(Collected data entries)
>> start
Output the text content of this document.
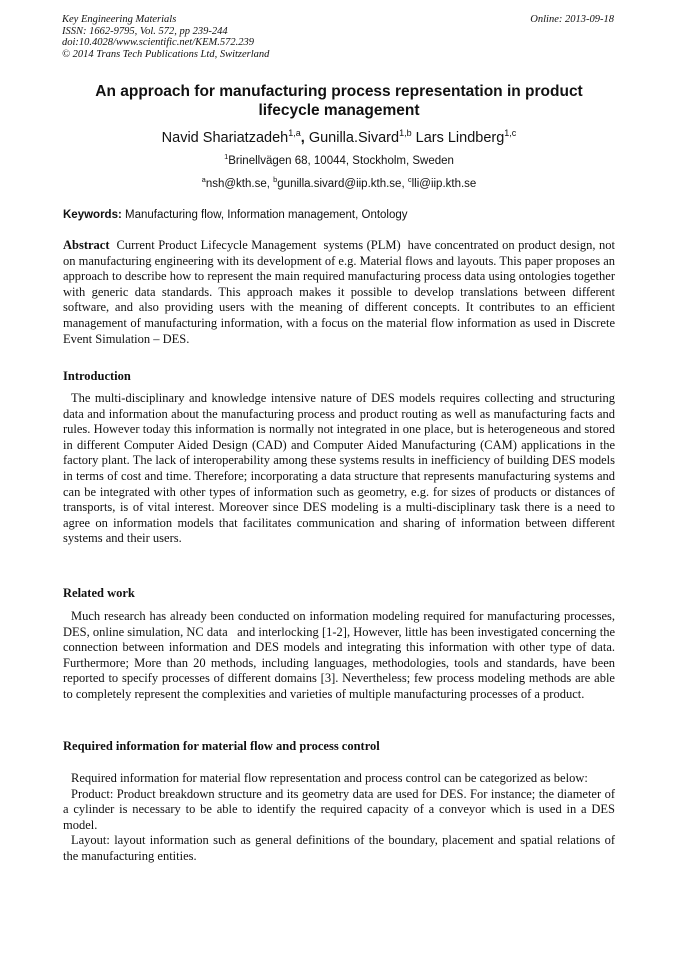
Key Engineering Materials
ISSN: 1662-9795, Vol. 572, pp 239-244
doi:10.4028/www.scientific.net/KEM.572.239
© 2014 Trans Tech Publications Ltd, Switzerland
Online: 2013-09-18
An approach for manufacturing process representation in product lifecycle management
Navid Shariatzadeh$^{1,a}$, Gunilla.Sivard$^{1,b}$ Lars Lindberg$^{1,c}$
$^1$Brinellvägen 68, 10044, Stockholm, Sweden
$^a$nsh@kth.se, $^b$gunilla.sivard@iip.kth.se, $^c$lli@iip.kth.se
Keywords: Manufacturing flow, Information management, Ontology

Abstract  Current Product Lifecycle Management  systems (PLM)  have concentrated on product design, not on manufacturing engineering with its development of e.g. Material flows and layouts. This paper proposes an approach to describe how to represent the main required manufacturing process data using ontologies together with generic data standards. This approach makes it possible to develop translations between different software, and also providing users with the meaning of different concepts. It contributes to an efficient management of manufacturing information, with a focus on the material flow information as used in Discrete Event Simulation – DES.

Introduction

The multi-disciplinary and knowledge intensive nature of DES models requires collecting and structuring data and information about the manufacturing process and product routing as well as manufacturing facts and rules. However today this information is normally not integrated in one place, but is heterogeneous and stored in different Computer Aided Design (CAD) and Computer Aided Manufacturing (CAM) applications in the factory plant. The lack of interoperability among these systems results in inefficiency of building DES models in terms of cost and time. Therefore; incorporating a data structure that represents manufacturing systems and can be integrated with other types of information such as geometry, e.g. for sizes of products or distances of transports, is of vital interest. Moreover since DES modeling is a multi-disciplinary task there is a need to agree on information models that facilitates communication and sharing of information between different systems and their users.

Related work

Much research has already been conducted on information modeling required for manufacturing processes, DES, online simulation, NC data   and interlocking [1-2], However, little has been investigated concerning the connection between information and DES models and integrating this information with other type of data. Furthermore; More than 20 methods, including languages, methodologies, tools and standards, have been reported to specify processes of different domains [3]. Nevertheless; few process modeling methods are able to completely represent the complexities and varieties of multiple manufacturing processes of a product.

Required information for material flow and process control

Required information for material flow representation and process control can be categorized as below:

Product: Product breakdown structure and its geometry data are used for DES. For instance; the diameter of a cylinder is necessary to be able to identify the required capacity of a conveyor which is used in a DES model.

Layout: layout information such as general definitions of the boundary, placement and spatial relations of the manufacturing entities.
>> end
(Given problem) Using the listing above, return all lines where the word "management" occurs.

(Task output)
An approach for manufacturing process representation in product lifecycle management
Keywords: Manufacturing flow, Information management, Ontology
Abstract  Current Product Lifecycle Management  systems (PLM)  have concentrated on product design, not on manufacturing engineering with its development of e.g. Material flows and layouts. This paper proposes an approach to describe how to represent the main required manufacturing process data using ontologies together with generic data standards. This approach makes it possible to develop translations between different software, and also providing users with the meaning of different concepts. It contributes to an efficient management of manufacturing information, with a focus on the material flow information as used in Discrete Event Simulation – DES.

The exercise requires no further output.